### Your goal:
Return, word for word, every line that follows.

### Record list:
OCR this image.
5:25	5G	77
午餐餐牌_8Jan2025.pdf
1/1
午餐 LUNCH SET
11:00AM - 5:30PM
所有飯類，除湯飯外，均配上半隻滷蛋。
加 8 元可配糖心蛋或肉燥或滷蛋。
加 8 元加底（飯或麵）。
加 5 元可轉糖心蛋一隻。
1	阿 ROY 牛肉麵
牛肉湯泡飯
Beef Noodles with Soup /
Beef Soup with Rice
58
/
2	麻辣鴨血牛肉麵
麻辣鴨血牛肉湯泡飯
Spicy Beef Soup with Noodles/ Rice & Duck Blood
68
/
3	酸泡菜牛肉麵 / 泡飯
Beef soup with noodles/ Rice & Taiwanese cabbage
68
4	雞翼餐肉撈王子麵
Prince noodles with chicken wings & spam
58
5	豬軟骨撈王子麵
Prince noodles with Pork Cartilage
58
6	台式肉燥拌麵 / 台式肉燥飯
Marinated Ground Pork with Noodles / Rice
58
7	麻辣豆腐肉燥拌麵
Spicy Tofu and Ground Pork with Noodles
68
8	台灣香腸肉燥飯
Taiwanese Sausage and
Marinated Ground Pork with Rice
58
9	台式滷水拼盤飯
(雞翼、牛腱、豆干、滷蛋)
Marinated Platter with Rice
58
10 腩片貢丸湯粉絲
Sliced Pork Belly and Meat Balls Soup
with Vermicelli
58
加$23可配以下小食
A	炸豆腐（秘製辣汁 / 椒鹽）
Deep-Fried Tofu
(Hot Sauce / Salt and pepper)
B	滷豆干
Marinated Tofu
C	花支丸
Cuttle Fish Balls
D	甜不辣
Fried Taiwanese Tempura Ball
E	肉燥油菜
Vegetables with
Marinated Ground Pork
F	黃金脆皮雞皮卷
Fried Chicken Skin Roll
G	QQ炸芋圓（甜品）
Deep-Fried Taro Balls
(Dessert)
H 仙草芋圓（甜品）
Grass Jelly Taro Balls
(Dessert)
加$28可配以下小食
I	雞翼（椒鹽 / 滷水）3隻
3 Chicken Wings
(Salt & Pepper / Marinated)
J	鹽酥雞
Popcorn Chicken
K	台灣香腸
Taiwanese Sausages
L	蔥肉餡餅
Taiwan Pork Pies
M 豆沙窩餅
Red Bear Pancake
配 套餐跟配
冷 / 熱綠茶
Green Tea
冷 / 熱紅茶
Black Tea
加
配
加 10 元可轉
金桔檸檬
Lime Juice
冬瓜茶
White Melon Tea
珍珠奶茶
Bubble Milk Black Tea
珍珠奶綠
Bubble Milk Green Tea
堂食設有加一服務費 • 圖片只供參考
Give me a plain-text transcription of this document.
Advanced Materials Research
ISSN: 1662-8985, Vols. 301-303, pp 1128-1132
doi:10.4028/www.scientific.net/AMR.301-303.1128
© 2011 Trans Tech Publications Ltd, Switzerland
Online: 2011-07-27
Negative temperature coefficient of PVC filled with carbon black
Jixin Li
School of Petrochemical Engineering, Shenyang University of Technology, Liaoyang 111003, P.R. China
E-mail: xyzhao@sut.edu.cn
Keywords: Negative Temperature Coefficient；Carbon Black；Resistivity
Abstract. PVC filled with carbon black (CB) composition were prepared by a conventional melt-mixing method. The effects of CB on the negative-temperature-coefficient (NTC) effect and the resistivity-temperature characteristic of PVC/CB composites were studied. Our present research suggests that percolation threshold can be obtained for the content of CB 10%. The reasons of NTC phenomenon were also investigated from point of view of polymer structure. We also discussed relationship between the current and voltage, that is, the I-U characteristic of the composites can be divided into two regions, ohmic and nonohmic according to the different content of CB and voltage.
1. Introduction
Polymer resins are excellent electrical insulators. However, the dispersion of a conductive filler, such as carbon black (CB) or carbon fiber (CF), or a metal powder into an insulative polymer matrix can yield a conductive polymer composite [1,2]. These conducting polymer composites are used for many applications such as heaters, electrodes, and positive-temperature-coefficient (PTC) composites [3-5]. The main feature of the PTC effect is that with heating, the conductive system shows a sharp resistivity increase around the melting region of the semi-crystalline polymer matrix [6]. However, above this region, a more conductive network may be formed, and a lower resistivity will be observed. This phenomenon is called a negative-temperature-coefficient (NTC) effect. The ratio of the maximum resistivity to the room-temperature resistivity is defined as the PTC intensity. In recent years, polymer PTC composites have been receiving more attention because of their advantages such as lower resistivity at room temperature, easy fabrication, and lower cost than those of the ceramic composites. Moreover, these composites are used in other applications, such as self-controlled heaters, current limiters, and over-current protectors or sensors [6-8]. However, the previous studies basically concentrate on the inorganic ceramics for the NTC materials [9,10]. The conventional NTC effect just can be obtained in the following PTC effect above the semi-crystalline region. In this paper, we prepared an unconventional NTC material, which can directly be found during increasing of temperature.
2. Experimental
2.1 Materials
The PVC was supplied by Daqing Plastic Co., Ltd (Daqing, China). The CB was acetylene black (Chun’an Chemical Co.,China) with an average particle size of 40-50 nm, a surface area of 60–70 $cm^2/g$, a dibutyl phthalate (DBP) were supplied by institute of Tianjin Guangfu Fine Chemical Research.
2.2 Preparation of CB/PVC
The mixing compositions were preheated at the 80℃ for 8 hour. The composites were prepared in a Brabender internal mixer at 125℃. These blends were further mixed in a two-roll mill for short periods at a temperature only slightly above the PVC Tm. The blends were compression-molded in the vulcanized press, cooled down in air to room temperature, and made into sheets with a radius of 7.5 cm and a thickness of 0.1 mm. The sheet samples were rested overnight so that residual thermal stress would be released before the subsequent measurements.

### Output for this exercise:
OCR this image.
5:25	5G	77
午餐餐牌_8Jan2025.pdf
1/1
午餐 LUNCH SET
11:00AM - 5:30PM
所有飯類，除湯飯外，均配上半隻滷蛋。
加 8 元可配糖心蛋或肉燥或滷蛋。
加 8 元加底（飯或麵）。
加 5 元可轉糖心蛋一隻。
1	阿 ROY 牛肉麵
牛肉湯泡飯
Beef Noodles with Soup /
Beef Soup with Rice
58
/
2	麻辣鴨血牛肉麵
麻辣鴨血牛肉湯泡飯
Spicy Beef Soup with Noodles/ Rice & Duck Blood
68
/
3	酸泡菜牛肉麵 / 泡飯
Beef soup with noodles/ Rice & Taiwanese cabbage
68
4	雞翼餐肉撈王子麵
Prince noodles with chicken wings & spam
58
5	豬軟骨撈王子麵
Prince noodles with Pork Cartilage
58
6	台式肉燥拌麵 / 台式肉燥飯
Marinated Ground Pork with Noodles / Rice
58
7	麻辣豆腐肉燥拌麵
Spicy Tofu and Ground Pork with Noodles
68
8	台灣香腸肉燥飯
Taiwanese Sausage and
Marinated Ground Pork with Rice
58
9	台式滷水拼盤飯
(雞翼、牛腱、豆干、滷蛋)
Marinated Platter with Rice
58
10 腩片貢丸湯粉絲
Sliced Pork Belly and Meat Balls Soup
with Vermicelli
58
加$23可配以下小食
A	炸豆腐（秘製辣汁 / 椒鹽）
Deep-Fried Tofu
(Hot Sauce / Salt and pepper)
B	滷豆干
Marinated Tofu
C	花支丸
Cuttle Fish Balls
D	甜不辣
Fried Taiwanese Tempura Ball
E	肉燥油菜
Vegetables with
Marinated Ground Pork
F	黃金脆皮雞皮卷
Fried Chicken Skin Roll
G	QQ炸芋圓（甜品）
Deep-Fried Taro Balls
(Dessert)
H 仙草芋圓（甜品）
Grass Jelly Taro Balls
(Dessert)
加$28可配以下小食
I	雞翼（椒鹽 / 滷水）3隻
3 Chicken Wings
(Salt & Pepper / Marinated)
J	鹽酥雞
Popcorn Chicken
K	台灣香腸
Taiwanese Sausages
L	蔥肉餡餅
Taiwan Pork Pies
M 豆沙窩餅
Red Bear Pancake
配 套餐跟配
冷 / 熱綠茶
Green Tea
冷 / 熱紅茶
Black Tea
加
配
加 10 元可轉
金桔檸檬
Lime Juice
冬瓜茶
White Melon Tea
珍珠奶茶
Bubble Milk Black Tea
珍珠奶綠
Bubble Milk Green Tea
堂食設有加一服務費 • 圖片只供參考
Give me a plain-text transcription of this document.
Advanced Materials Research
ISSN: 1662-8985, Vols. 301-303, pp 1128-1132
doi:10.4028/www.scientific.net/AMR.301-303.1128
© 2011 Trans Tech Publications Ltd, Switzerland
Online: 2011-07-27
Negative temperature coefficient of PVC filled with carbon black
Jixin Li
School of Petrochemical Engineering, Shenyang University of Technology, Liaoyang 111003, P.R. China
E-mail: xyzhao@sut.edu.cn
Keywords: Negative Temperature Coefficient；Carbon Black；Resistivity
Abstract. PVC filled with carbon black (CB) composition were prepared by a conventional melt-mixing method. The effects of CB on the negative-temperature-coefficient (NTC) effect and the resistivity-temperature characteristic of PVC/CB composites were studied. Our present research suggests that percolation threshold can be obtained for the content of CB 10%. The reasons of NTC phenomenon were also investigated from point of view of polymer structure. We also discussed relationship between the current and voltage, that is, the I-U characteristic of the composites can be divided into two regions, ohmic and nonohmic according to the different content of CB and voltage.
1. Introduction
Polymer resins are excellent electrical insulators. However, the dispersion of a conductive filler, such as carbon black (CB) or carbon fiber (CF), or a metal powder into an insulative polymer matrix can yield a conductive polymer composite [1,2]. These conducting polymer composites are used for many applications such as heaters, electrodes, and positive-temperature-coefficient (PTC) composites [3-5]. The main feature of the PTC effect is that with heating, the conductive system shows a sharp resistivity increase around the melting region of the semi-crystalline polymer matrix [6]. However, above this region, a more conductive network may be formed, and a lower resistivity will be observed. This phenomenon is called a negative-temperature-coefficient (NTC) effect. The ratio of the maximum resistivity to the room-temperature resistivity is defined as the PTC intensity. In recent years, polymer PTC composites have been receiving more attention because of their advantages such as lower resistivity at room temperature, easy fabrication, and lower cost than those of the ceramic composites. Moreover, these composites are used in other applications, such as self-controlled heaters, current limiters, and over-current protectors or sensors [6-8]. However, the previous studies basically concentrate on the inorganic ceramics for the NTC materials [9,10]. The conventional NTC effect just can be obtained in the following PTC effect above the semi-crystalline region. In this paper, we prepared an unconventional NTC material, which can directly be found during increasing of temperature.
2. Experimental
2.1 Materials
The PVC was supplied by Daqing Plastic Co., Ltd (Daqing, China). The CB was acetylene black (Chun’an Chemical Co.,China) with an average particle size of 40-50 nm, a surface area of 60–70 $cm^2/g$, a dibutyl phthalate (DBP) were supplied by institute of Tianjin Guangfu Fine Chemical Research.
2.2 Preparation of CB/PVC
The mixing compositions were preheated at the 80℃ for 8 hour. The composites were prepared in a Brabender internal mixer at 125℃. These blends were further mixed in a two-roll mill for short periods at a temperature only slightly above the PVC Tm. The blends were compression-molded in the vulcanized press, cooled down in air to room temperature, and made into sheets with a radius of 7.5 cm and a thickness of 0.1 mm. The sheet samples were rested overnight so that residual thermal stress would be released before the subsequent measurements.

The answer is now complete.